The exercise: Copy the listing verbatim, excluding any images found in it.

Material to process:

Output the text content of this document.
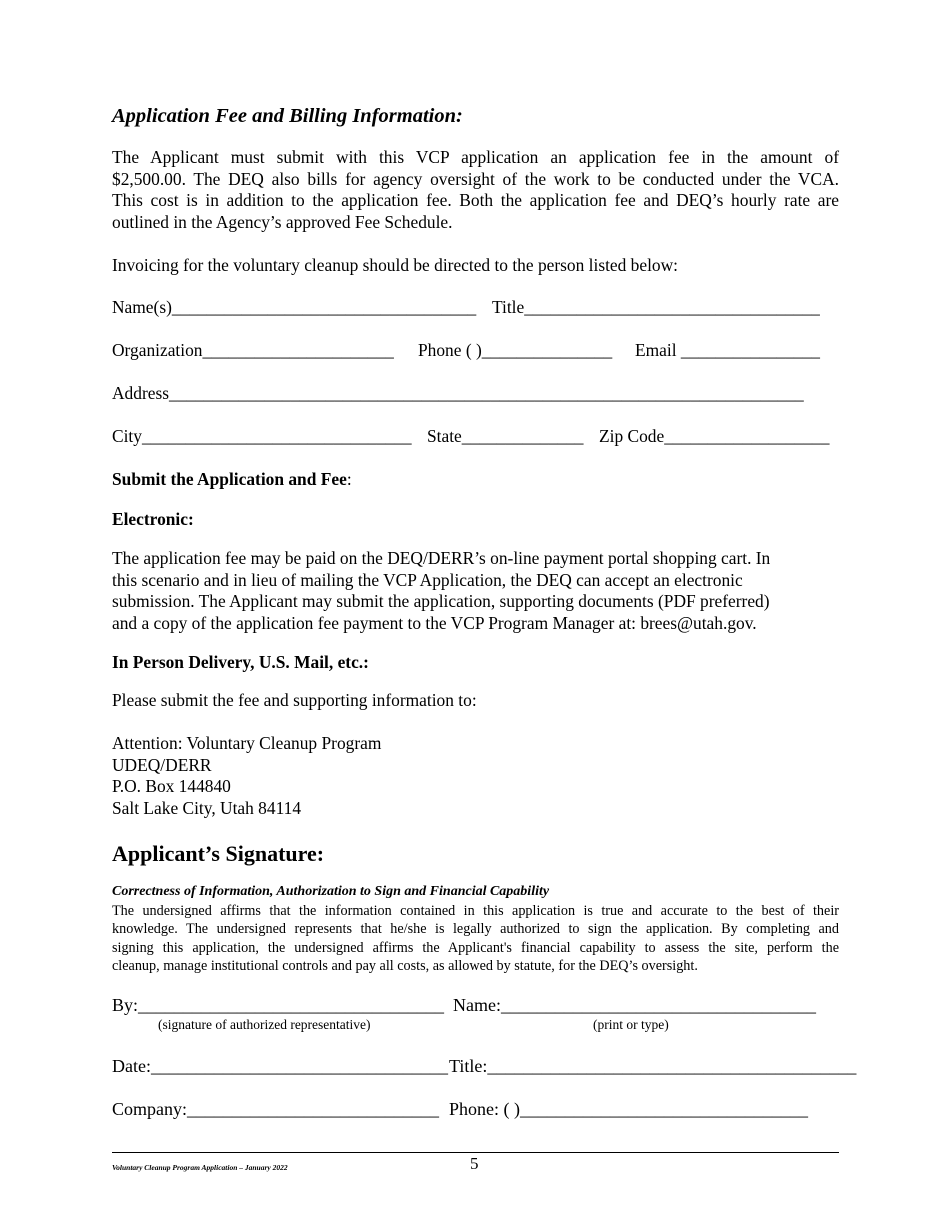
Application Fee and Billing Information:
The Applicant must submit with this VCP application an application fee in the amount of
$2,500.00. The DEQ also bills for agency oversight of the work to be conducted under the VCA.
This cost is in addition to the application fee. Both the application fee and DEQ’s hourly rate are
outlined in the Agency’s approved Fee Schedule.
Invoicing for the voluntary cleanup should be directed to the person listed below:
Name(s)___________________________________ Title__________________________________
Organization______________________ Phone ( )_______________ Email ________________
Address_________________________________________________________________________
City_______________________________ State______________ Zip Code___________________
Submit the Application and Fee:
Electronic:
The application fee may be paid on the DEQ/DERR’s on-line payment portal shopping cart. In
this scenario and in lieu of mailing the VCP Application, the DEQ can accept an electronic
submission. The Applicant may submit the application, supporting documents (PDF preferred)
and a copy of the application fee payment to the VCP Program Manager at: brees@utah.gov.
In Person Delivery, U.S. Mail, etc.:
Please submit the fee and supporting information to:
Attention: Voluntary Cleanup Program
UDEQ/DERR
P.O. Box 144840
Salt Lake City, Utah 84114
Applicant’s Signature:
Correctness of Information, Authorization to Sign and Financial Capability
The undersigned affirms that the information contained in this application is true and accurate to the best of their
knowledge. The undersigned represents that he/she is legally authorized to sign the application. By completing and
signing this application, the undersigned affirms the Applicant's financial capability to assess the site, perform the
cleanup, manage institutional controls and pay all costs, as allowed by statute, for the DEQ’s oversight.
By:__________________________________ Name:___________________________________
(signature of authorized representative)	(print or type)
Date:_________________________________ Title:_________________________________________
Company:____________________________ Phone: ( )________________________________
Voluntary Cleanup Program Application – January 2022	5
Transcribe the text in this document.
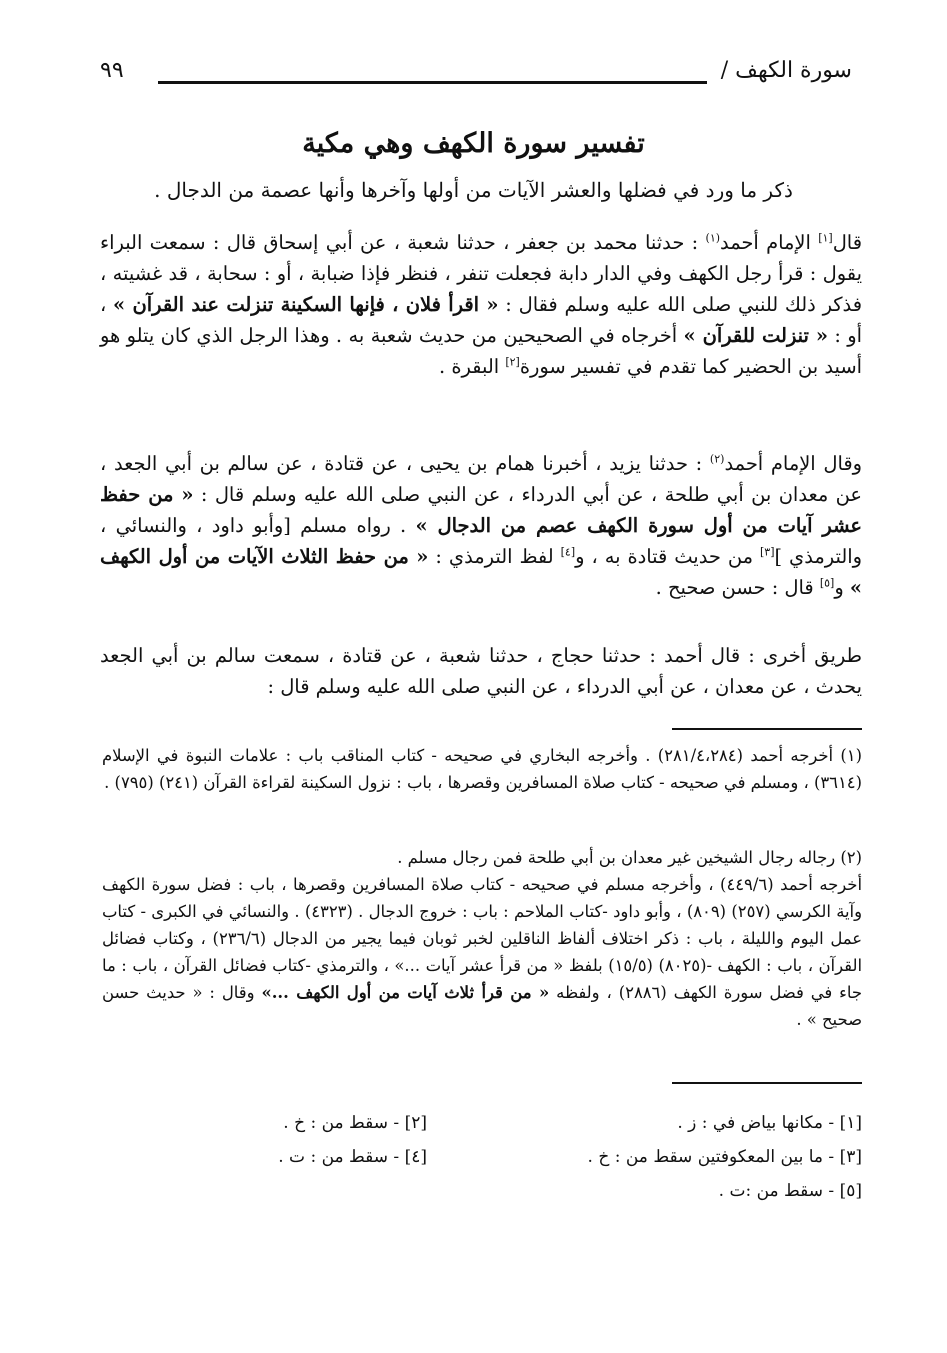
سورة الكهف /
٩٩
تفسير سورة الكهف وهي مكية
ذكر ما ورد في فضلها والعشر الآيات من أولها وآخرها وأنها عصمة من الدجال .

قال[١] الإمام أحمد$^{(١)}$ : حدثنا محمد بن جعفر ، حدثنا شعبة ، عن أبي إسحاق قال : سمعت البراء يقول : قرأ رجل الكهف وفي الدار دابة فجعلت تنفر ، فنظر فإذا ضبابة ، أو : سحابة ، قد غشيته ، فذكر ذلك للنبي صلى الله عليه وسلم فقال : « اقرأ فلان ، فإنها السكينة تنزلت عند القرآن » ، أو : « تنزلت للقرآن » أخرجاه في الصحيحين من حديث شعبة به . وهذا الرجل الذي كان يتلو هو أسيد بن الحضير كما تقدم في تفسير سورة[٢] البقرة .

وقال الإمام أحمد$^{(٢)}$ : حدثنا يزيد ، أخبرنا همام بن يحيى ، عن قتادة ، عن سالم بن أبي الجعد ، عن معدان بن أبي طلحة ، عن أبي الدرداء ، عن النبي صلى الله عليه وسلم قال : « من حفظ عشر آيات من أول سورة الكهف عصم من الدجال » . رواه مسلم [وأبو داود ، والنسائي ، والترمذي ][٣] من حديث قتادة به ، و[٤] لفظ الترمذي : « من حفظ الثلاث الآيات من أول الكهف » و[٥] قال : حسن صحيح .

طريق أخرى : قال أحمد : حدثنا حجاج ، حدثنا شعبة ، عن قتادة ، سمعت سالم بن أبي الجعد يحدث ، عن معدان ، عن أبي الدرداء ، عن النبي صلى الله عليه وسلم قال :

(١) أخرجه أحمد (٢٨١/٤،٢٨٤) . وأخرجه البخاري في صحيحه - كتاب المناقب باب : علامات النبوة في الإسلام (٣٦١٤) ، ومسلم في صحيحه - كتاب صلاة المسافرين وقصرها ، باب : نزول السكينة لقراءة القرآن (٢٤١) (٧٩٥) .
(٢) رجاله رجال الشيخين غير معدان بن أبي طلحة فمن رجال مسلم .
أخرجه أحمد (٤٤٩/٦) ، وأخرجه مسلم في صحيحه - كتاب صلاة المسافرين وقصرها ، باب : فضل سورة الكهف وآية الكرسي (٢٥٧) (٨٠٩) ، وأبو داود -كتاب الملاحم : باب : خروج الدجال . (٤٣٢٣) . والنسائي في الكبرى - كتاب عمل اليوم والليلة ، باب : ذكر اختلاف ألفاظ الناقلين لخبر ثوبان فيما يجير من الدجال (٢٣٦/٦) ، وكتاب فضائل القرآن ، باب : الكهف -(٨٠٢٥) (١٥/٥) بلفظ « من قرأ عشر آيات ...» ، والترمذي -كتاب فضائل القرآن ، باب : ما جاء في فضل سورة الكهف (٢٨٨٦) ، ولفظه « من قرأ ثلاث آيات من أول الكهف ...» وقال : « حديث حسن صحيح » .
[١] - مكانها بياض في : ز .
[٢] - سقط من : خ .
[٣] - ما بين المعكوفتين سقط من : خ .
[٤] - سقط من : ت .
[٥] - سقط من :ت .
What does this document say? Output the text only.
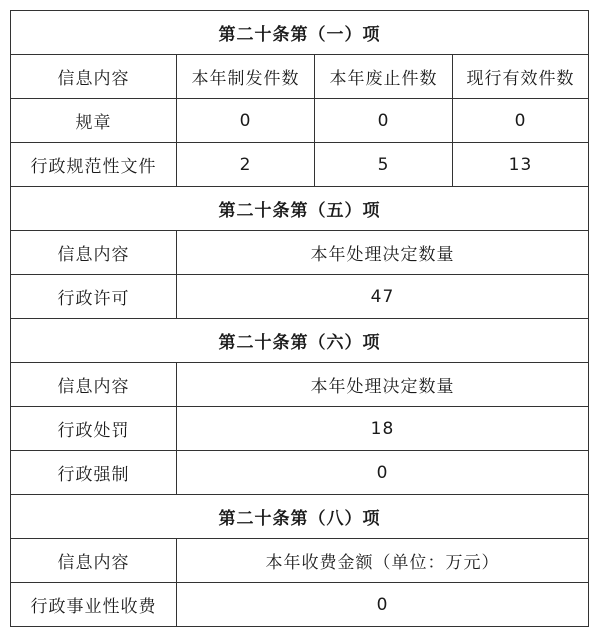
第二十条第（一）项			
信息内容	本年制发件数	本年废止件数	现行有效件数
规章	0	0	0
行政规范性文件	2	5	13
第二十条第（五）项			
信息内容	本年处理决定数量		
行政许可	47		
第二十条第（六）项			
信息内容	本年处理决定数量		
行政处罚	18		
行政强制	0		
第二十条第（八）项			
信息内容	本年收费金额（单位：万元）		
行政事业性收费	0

Worked solution:
Output the text content of this document.
Application Fee and Billing Information:
The Applicant must submit with this VCP application an application fee in the amount of
$2,500.00. The DEQ also bills for agency oversight of the work to be conducted under the VCA.
This cost is in addition to the application fee. Both the application fee and DEQ’s hourly rate are
outlined in the Agency’s approved Fee Schedule.
Invoicing for the voluntary cleanup should be directed to the person listed below:
Name(s)___________________________________ Title__________________________________
Organization______________________ Phone ( )_______________ Email ________________
Address_________________________________________________________________________
City_______________________________ State______________ Zip Code___________________
Submit the Application and Fee:
Electronic:
The application fee may be paid on the DEQ/DERR’s on-line payment portal shopping cart. In
this scenario and in lieu of mailing the VCP Application, the DEQ can accept an electronic
submission. The Applicant may submit the application, supporting documents (PDF preferred)
and a copy of the application fee payment to the VCP Program Manager at: brees@utah.gov.
In Person Delivery, U.S. Mail, etc.:
Please submit the fee and supporting information to:
Attention: Voluntary Cleanup Program
UDEQ/DERR
P.O. Box 144840
Salt Lake City, Utah 84114
Applicant’s Signature:
Correctness of Information, Authorization to Sign and Financial Capability
The undersigned affirms that the information contained in this application is true and accurate to the best of their
knowledge. The undersigned represents that he/she is legally authorized to sign the application. By completing and
signing this application, the undersigned affirms the Applicant's financial capability to assess the site, perform the
cleanup, manage institutional controls and pay all costs, as allowed by statute, for the DEQ’s oversight.
By:__________________________________ Name:___________________________________
(signature of authorized representative)	(print or type)
Date:_________________________________ Title:_________________________________________
Company:____________________________ Phone: ( )________________________________
Voluntary Cleanup Program Application – January 2022	5
Transcribe the text in this document.
سورة الكهف /
٩٩
تفسير سورة الكهف وهي مكية
ذكر ما ورد في فضلها والعشر الآيات من أولها وآخرها وأنها عصمة من الدجال .

قال[١] الإمام أحمد$^{(١)}$ : حدثنا محمد بن جعفر ، حدثنا شعبة ، عن أبي إسحاق قال : سمعت البراء يقول : قرأ رجل الكهف وفي الدار دابة فجعلت تنفر ، فنظر فإذا ضبابة ، أو : سحابة ، قد غشيته ، فذكر ذلك للنبي صلى الله عليه وسلم فقال : « اقرأ فلان ، فإنها السكينة تنزلت عند القرآن » ، أو : « تنزلت للقرآن » أخرجاه في الصحيحين من حديث شعبة به . وهذا الرجل الذي كان يتلو هو أسيد بن الحضير كما تقدم في تفسير سورة[٢] البقرة .

وقال الإمام أحمد$^{(٢)}$ : حدثنا يزيد ، أخبرنا همام بن يحيى ، عن قتادة ، عن سالم بن أبي الجعد ، عن معدان بن أبي طلحة ، عن أبي الدرداء ، عن النبي صلى الله عليه وسلم قال : « من حفظ عشر آيات من أول سورة الكهف عصم من الدجال » . رواه مسلم [وأبو داود ، والنسائي ، والترمذي ][٣] من حديث قتادة به ، و[٤] لفظ الترمذي : « من حفظ الثلاث الآيات من أول الكهف » و[٥] قال : حسن صحيح .

طريق أخرى : قال أحمد : حدثنا حجاج ، حدثنا شعبة ، عن قتادة ، سمعت سالم بن أبي الجعد يحدث ، عن معدان ، عن أبي الدرداء ، عن النبي صلى الله عليه وسلم قال :

(١) أخرجه أحمد (٢٨١/٤،٢٨٤) . وأخرجه البخاري في صحيحه - كتاب المناقب باب : علامات النبوة في الإسلام (٣٦١٤) ، ومسلم في صحيحه - كتاب صلاة المسافرين وقصرها ، باب : نزول السكينة لقراءة القرآن (٢٤١) (٧٩٥) .
(٢) رجاله رجال الشيخين غير معدان بن أبي طلحة فمن رجال مسلم .
أخرجه أحمد (٤٤٩/٦) ، وأخرجه مسلم في صحيحه - كتاب صلاة المسافرين وقصرها ، باب : فضل سورة الكهف وآية الكرسي (٢٥٧) (٨٠٩) ، وأبو داود -كتاب الملاحم : باب : خروج الدجال . (٤٣٢٣) . والنسائي في الكبرى - كتاب عمل اليوم والليلة ، باب : ذكر اختلاف ألفاظ الناقلين لخبر ثوبان فيما يجير من الدجال (٢٣٦/٦) ، وكتاب فضائل القرآن ، باب : الكهف -(٨٠٢٥) (١٥/٥) بلفظ « من قرأ عشر آيات ...» ، والترمذي -كتاب فضائل القرآن ، باب : ما جاء في فضل سورة الكهف (٢٨٨٦) ، ولفظه « من قرأ ثلاث آيات من أول الكهف ...» وقال : « حديث حسن صحيح » .
[١] - مكانها بياض في : ز .
[٢] - سقط من : خ .
[٣] - ما بين المعكوفتين سقط من : خ .
[٤] - سقط من : ت .
[٥] - سقط من :ت .
What does this document say? Output the text only.
第二十条第（一）项			
信息内容	本年制发件数	本年废止件数	现行有效件数
规章	0	0	0
行政规范性文件	2	5	13
第二十条第（五）项			
信息内容	本年处理决定数量		
行政许可	47		
第二十条第（六）项			
信息内容	本年处理决定数量		
行政处罚	18		
行政强制	0		
第二十条第（八）项			
信息内容	本年收费金额（单位：万元）		
行政事业性收费	0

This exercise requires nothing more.